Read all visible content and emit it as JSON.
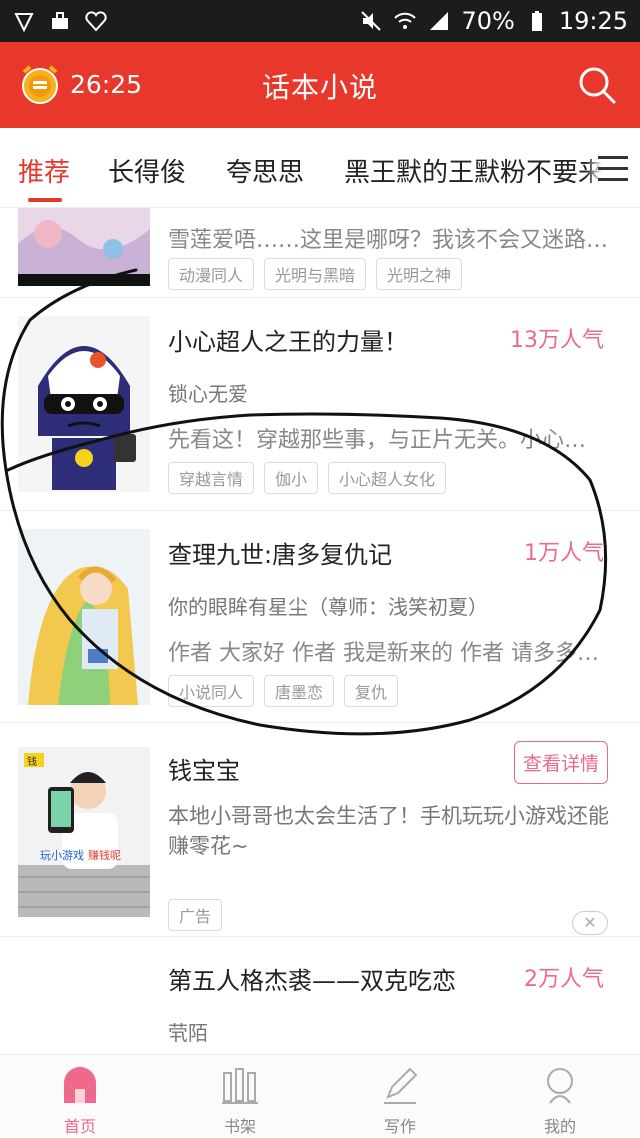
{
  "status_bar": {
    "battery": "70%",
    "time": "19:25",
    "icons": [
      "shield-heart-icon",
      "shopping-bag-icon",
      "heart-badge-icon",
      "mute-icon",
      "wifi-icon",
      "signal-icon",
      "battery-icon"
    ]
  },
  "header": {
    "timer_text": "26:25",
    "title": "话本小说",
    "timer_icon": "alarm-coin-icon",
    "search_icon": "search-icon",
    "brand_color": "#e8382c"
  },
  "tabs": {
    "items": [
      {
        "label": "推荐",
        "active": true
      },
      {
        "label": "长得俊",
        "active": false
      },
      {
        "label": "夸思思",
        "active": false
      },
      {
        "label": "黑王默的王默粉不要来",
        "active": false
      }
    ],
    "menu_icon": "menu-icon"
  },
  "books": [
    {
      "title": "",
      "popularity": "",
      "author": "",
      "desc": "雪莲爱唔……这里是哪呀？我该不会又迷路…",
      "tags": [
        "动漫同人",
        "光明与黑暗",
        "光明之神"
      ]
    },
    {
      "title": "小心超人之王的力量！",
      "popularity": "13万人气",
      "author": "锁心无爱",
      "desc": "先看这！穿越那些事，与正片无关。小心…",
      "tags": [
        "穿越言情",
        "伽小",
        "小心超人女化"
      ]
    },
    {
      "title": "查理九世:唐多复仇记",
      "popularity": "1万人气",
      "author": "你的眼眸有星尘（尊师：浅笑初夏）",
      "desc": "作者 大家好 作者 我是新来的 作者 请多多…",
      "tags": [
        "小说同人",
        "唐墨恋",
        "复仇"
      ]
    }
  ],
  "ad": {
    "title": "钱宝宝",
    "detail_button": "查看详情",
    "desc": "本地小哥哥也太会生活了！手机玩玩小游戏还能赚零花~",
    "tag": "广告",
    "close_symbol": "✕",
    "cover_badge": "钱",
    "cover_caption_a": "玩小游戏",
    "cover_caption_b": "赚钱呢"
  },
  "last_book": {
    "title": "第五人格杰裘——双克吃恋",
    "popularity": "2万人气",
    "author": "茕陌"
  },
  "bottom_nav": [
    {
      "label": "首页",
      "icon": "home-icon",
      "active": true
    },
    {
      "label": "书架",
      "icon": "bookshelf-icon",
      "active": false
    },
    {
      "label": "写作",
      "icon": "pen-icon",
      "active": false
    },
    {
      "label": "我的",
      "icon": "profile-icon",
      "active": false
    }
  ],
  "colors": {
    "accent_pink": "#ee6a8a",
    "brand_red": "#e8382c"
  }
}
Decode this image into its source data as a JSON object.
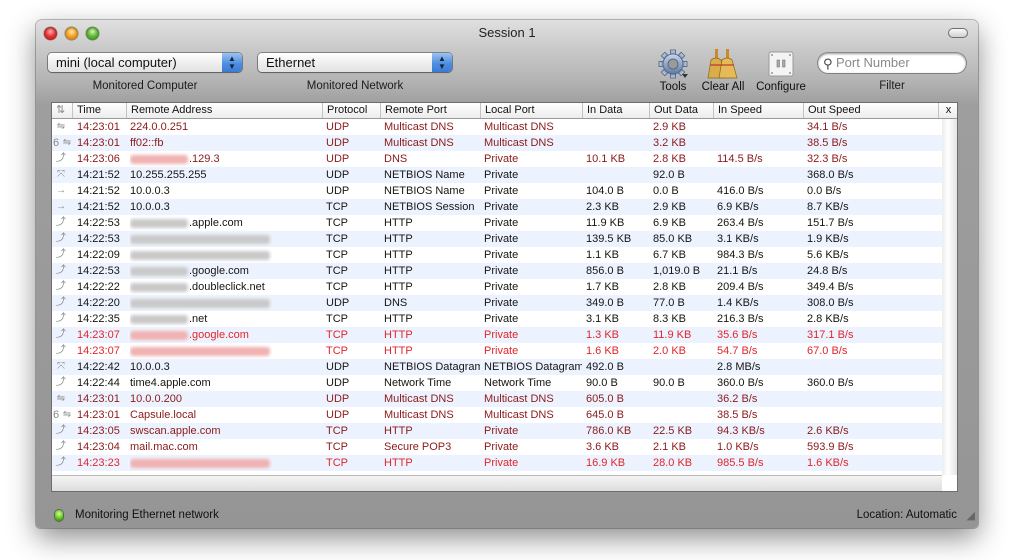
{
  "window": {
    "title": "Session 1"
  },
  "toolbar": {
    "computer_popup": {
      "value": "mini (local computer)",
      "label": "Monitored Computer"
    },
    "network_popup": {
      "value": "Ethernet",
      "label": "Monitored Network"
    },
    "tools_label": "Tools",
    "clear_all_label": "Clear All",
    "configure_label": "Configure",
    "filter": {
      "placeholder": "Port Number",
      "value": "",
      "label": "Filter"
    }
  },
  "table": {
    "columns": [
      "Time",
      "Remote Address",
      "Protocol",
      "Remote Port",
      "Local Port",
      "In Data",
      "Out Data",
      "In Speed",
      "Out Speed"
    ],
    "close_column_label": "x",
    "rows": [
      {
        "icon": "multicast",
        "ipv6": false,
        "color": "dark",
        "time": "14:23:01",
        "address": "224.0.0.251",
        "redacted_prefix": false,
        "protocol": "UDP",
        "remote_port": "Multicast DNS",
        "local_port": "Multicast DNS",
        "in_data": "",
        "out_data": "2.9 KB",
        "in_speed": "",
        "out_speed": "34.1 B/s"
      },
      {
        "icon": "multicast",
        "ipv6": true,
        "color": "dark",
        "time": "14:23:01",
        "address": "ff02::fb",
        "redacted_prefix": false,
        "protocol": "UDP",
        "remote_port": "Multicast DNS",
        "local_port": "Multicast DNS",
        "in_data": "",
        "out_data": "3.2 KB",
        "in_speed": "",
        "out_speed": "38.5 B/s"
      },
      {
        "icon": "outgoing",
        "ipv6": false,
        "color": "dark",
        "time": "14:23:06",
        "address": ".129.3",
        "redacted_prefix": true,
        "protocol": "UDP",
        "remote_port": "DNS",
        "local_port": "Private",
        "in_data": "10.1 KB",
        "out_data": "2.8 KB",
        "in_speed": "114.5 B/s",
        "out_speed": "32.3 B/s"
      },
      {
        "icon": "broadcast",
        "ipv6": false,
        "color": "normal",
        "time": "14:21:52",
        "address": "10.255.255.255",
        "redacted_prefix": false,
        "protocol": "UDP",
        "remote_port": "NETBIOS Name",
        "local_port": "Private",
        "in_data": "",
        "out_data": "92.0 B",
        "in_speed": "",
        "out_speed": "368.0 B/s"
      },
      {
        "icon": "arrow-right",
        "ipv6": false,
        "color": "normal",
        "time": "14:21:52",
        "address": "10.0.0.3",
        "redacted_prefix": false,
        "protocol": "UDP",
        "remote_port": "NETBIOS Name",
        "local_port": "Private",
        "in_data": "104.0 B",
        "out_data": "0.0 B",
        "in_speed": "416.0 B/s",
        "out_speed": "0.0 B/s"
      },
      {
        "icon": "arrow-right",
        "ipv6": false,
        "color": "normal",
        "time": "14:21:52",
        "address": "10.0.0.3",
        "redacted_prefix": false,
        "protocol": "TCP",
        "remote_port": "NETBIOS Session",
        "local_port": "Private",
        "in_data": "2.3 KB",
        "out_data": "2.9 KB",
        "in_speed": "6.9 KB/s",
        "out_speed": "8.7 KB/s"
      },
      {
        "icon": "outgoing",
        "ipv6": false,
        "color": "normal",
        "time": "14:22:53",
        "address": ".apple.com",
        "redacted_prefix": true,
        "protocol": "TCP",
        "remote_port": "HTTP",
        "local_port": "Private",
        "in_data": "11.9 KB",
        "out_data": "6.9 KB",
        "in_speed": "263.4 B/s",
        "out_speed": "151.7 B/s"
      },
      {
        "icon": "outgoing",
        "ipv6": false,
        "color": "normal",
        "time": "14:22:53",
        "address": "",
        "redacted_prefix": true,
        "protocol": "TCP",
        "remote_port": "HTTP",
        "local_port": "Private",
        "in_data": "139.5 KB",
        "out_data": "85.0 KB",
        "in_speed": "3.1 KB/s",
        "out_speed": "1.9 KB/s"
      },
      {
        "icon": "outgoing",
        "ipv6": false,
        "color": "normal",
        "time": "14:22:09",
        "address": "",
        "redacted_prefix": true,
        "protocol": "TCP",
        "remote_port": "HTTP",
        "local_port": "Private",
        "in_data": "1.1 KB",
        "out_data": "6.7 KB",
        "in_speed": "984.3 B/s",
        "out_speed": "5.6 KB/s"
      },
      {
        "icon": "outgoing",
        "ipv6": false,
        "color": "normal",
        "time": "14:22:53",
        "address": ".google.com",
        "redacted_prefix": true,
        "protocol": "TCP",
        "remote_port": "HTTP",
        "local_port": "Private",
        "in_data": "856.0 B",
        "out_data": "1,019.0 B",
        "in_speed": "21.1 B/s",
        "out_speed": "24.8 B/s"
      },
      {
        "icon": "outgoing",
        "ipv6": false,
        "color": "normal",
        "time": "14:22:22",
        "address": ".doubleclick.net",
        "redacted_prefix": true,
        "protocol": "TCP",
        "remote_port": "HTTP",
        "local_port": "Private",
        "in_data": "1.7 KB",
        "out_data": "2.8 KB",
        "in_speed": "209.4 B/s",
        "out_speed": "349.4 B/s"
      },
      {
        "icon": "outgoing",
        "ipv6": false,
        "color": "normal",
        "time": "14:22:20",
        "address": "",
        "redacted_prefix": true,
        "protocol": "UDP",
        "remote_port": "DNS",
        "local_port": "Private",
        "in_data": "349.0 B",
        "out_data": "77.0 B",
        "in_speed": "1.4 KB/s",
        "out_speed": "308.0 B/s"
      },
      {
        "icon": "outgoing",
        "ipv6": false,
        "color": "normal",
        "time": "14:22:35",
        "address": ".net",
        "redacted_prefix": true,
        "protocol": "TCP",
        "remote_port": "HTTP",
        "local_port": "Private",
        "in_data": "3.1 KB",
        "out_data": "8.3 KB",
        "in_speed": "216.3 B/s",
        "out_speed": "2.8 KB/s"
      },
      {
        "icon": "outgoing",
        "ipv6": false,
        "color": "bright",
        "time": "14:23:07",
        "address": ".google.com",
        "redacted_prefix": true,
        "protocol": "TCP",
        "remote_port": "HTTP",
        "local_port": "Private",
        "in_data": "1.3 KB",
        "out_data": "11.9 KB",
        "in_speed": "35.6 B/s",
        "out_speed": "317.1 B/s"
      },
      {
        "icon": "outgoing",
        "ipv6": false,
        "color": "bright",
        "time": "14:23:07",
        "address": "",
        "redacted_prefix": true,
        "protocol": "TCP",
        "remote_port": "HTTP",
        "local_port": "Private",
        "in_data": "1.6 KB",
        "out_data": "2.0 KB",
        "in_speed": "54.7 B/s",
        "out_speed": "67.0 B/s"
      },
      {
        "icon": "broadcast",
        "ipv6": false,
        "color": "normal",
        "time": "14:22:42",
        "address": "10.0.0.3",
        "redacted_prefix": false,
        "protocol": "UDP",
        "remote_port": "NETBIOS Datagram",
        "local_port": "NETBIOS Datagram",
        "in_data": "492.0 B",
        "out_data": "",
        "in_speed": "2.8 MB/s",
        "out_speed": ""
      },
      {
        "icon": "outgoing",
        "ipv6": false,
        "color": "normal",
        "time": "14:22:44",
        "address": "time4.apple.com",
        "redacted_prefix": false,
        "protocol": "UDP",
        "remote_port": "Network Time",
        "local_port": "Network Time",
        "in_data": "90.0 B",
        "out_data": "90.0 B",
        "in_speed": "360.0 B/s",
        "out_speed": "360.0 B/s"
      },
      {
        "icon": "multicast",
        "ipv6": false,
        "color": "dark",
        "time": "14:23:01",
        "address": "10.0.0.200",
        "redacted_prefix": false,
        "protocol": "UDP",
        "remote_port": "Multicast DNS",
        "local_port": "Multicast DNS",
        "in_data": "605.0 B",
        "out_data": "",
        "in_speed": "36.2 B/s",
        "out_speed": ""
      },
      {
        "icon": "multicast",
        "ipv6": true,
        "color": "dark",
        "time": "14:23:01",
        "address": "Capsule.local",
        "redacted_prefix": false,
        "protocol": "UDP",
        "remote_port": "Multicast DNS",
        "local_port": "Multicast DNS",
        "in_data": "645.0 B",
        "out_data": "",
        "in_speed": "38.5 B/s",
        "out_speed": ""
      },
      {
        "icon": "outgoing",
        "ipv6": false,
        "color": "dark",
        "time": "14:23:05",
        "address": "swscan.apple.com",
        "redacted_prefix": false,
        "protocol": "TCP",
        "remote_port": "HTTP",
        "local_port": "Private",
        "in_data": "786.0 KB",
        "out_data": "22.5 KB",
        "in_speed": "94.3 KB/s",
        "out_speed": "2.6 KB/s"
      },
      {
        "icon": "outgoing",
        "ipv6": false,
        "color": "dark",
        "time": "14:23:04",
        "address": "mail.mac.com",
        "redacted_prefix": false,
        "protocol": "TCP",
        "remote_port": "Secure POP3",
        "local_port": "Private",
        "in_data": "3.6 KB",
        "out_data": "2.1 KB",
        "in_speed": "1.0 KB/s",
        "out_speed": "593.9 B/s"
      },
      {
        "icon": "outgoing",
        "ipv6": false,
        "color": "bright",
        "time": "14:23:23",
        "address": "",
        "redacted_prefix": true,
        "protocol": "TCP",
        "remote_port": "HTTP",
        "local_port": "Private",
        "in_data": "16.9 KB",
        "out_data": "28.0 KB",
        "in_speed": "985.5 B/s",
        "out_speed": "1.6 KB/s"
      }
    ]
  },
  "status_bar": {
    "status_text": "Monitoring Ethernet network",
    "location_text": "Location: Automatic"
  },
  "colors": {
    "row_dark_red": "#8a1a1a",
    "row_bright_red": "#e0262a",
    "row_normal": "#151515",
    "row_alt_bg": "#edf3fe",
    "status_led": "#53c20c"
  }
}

───

__Your objective__:
Single out each line of the records above with the string "title" in it, and copy it.

__Reply to the exercise__:
    "title": "话本小说",
      "title": "",
      "title": "小心超人之王的力量！",
      "title": "查理九世:唐多复仇记",
    "title": "钱宝宝",
    "title": "第五人格杰裘——双克吃恋",
    "title": "Session 1"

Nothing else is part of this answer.